Given instruction =
Please copy every line of the records below that holds the word "JSON".

Task data =
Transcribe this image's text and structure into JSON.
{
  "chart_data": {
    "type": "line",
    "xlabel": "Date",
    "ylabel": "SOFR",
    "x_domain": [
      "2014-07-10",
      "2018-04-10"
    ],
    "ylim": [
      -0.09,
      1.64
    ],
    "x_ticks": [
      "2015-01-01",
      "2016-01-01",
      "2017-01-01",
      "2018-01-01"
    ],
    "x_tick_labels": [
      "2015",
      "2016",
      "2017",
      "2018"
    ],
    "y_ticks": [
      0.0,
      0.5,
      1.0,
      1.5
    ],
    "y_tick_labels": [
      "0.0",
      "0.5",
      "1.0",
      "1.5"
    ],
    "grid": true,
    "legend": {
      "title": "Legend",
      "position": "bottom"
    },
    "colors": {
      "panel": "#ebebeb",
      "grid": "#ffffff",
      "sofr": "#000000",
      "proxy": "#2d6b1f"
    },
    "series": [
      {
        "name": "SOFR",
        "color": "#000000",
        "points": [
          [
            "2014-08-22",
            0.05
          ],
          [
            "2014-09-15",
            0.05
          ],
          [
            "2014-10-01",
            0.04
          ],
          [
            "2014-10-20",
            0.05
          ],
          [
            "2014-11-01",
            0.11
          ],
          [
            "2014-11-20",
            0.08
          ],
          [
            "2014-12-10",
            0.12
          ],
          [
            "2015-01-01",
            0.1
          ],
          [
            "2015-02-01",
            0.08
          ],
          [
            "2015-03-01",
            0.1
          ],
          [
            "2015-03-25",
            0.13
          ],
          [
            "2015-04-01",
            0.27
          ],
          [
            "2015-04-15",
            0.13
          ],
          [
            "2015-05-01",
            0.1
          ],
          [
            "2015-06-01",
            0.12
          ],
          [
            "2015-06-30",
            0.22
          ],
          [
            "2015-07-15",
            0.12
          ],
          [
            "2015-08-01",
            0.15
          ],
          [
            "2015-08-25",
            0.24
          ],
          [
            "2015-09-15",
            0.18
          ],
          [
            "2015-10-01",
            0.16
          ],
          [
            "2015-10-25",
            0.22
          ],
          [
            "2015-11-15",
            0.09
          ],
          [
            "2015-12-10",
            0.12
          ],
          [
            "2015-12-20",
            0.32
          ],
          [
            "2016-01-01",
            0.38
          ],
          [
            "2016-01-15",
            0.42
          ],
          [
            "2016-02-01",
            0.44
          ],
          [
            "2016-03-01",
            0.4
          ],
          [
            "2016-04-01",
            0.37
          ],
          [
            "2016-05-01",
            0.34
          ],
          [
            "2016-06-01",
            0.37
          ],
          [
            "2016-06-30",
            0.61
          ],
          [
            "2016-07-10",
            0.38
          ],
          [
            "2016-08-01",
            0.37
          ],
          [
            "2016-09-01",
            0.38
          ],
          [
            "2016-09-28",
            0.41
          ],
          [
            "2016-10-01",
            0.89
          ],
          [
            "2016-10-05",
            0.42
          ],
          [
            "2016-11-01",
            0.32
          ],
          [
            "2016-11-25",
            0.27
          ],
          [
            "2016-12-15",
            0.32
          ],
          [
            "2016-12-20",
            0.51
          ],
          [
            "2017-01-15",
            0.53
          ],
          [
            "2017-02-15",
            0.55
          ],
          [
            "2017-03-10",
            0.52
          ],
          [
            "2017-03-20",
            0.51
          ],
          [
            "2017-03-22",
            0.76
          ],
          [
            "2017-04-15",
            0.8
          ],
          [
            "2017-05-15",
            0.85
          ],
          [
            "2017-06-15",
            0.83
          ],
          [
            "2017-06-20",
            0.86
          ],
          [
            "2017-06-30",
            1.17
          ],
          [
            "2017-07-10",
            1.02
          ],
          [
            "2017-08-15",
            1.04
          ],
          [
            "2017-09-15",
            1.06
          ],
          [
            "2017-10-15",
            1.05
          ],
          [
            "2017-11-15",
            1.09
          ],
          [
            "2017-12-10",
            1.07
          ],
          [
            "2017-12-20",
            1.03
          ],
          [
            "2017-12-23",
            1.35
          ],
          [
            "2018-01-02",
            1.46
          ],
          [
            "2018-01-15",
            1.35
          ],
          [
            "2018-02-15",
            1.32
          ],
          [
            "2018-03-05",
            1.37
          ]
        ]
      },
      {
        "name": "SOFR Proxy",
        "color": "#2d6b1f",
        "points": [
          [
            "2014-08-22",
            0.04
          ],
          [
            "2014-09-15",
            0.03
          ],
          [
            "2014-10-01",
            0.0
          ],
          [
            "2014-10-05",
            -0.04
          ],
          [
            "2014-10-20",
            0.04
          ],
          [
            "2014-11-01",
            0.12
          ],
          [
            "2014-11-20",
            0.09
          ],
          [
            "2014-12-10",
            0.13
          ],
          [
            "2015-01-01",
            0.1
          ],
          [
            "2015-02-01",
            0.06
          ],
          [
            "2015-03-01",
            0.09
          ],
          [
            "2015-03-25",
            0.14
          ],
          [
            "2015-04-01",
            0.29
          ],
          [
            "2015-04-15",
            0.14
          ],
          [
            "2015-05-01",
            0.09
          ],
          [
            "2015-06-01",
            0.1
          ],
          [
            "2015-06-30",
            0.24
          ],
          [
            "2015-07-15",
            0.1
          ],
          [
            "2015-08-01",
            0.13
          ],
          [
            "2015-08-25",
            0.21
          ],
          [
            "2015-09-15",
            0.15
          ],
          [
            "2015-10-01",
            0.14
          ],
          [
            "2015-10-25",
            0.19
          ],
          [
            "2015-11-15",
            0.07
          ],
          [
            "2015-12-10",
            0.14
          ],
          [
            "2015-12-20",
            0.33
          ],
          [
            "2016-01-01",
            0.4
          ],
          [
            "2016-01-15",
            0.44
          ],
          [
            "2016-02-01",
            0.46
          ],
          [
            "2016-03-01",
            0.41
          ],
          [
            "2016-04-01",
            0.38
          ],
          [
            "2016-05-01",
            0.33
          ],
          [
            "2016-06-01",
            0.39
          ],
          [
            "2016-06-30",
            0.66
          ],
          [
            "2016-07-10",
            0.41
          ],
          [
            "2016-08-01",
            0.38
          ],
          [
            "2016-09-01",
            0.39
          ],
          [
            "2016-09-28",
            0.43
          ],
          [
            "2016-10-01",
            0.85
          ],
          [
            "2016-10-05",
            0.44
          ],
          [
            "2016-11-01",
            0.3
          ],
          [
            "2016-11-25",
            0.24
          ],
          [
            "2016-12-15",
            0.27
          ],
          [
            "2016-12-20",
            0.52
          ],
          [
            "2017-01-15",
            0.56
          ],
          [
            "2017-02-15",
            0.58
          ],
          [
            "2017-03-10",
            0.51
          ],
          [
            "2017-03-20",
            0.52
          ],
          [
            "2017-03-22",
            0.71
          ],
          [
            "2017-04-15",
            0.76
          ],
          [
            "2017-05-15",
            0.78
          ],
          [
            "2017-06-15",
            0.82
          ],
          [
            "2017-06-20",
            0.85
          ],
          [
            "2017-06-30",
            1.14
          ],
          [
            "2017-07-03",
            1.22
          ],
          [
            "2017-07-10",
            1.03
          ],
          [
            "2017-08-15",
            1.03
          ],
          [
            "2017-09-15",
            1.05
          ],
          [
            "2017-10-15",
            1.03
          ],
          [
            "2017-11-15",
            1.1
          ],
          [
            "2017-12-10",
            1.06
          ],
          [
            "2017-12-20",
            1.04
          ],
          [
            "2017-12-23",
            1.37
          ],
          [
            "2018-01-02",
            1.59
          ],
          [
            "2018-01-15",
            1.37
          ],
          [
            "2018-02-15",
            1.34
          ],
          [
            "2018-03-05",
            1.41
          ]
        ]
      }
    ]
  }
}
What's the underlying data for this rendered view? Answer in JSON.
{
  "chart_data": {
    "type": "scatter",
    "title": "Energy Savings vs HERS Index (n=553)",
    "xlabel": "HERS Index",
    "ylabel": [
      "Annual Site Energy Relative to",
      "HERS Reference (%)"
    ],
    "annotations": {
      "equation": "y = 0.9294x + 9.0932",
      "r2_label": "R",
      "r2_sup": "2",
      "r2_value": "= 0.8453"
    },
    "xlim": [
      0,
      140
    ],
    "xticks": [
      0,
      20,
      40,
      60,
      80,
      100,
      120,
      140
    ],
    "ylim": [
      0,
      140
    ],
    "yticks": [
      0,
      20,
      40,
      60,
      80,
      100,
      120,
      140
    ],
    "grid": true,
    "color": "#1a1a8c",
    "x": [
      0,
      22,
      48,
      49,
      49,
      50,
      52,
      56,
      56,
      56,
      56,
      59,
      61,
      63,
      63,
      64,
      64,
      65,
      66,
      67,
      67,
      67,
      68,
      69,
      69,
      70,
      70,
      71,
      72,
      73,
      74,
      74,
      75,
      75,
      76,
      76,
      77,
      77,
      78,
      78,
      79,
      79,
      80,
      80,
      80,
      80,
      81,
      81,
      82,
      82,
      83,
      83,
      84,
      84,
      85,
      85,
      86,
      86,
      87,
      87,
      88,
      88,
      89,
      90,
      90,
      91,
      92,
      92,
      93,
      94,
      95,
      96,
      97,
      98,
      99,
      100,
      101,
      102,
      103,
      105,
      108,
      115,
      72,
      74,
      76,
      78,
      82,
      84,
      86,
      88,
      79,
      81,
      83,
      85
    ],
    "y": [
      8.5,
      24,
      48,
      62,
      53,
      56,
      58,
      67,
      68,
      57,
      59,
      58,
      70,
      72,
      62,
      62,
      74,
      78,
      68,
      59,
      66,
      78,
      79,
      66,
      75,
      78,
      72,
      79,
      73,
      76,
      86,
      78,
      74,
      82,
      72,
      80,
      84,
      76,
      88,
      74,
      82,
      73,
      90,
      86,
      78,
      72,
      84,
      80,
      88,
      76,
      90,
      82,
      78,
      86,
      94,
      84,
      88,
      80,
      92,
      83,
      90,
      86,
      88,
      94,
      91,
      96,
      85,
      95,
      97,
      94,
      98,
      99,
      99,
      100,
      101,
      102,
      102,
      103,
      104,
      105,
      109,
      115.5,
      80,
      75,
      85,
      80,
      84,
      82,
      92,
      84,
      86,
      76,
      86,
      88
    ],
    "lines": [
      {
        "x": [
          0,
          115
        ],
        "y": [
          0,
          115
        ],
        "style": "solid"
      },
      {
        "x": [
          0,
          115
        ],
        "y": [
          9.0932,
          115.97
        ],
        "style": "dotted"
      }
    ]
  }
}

Result =
Transcribe this image's text and structure into JSON.
What's the underlying data for this rendered view? Answer in JSON.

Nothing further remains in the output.